• [Page extract]
▼
The Believer

As a founder of PayPal, Elon Musk made $250 million in an Internet minute. But then he got bored. He wanted a bigger challenge. Much bigger. So he asked himself: What are the three largest, most important, most difficult challenges of our time? The answer: solar power, space travel, and electric cars. Then he tried to tackle all three at once.

By the time he’s 10, he’s reading eight to ten hours a day. Elon reads and Elon retains, and his retention armors him. When the negative injunctions, You can’t and You won’t, come at Elon the way they come at all children, tens of thousands of times and in every conceivable form, sometimes overt and hard, sometimes insidious and soft, he simply doesn’t hear them. Another couple of decades will pass before his biography fills in the specifics, but Elon Musk—the metamorphic intellect, the stuntman brazenness, the aura of immanence—is already there. The 24-year-old physics Ph.D. candidate at Stanford who drops the program after forty-eight hours to become a software programmer who sells his first venture, a media-software company called Zip2, for $307 million? There. The propulsive personality that, within weeks of that sale, starts X.com, an online-banking company that morphs into PayPal before being sold to eBay in 2002 for $1.5 billion? There. The 30-year-old autodidact who then dispenses with digital ephemera in order to become a man, a rocket man, a rocket scientist, and creates Space Exploration Technologies, a company whose short-term purpose is to commercialize an endeavor—orbital rocketry—that has previously been the province of a handful of nations and huge aerospace concerns (Northrop Grumman, Lockheed Martin, Boeing, etc.) and whose long-term aim is, yup, a mission to Mars? There. The 32-year-old entrepreneur who decides it’s time to gin up some ambition already and wean America off the teat of foreign oil while combating global warming, and in 2004 makes himself the controlling shareholder and, eventually, CEO of Tesla Motors, manufacturer of the world’s first all-electric sports car? There. The 34-year-old penitent who realizes he’s just not doing his part, greenhouse-gas-wise, and becomes the chairman and controlling shareholder of SolarCity, turning the company into one of the nation’s biggest installers of solar panels? There.
▲
• [Task instructions]
1. According to the Elon Musk profile, why did Musk set out to work on solar power, space travel, and electric cars? Answer in one to three sentences.
2. Carry on the Elon Musk profile from its final sentence.

(Document page layout analysis data)
▼
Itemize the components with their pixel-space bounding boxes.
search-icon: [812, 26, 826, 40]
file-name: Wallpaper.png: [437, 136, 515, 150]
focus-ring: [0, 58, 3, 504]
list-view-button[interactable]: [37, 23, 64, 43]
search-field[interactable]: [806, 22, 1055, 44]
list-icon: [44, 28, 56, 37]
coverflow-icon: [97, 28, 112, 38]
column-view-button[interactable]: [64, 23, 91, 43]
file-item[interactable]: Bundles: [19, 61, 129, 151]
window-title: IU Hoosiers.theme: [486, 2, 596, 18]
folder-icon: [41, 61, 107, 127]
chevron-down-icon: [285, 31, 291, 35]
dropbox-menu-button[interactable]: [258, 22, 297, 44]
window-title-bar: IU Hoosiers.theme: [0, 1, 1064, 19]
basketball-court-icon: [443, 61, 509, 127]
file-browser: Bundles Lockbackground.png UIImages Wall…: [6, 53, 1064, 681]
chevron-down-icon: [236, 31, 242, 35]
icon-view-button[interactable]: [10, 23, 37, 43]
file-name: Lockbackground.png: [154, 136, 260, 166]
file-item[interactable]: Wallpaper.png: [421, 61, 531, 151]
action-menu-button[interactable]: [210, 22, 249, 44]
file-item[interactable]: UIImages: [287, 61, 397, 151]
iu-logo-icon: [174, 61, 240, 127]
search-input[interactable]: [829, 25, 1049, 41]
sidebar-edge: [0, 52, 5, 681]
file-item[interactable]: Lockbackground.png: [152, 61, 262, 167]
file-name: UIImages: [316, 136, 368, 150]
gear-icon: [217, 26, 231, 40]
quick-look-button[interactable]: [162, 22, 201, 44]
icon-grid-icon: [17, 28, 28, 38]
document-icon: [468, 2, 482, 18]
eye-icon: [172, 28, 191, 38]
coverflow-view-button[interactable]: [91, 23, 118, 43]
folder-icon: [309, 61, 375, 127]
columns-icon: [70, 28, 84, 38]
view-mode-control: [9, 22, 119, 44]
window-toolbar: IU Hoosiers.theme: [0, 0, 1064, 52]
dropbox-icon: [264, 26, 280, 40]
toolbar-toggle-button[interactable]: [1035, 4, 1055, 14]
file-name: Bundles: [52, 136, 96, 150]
▲
• [List of answers]
1. After making $250 million as a founder of PayPal, he got bored and wanted a much bigger challenge. He asked himself what the three largest, most important, and most difficult challenges of the time were, and the answer was solar power, space travel, and electric cars.

2.
The above reads as a chronology, which it is, but much of it is also a simultaneity: Elon Musk is currently helming three companies, all of them start-ups, each of them created to address an intractable global problem, two of them on the cutting edge of entirely different engineering technologies, and none of them in even remotely related industries. He is doing so as a businessman (he devised the business plan for SolarCity, which is run by his two cousins, and is the chief executive of the other two) and as a financier (having put more than $100 million of his own money into SpaceX and $55 million into Tesla), and that’s something.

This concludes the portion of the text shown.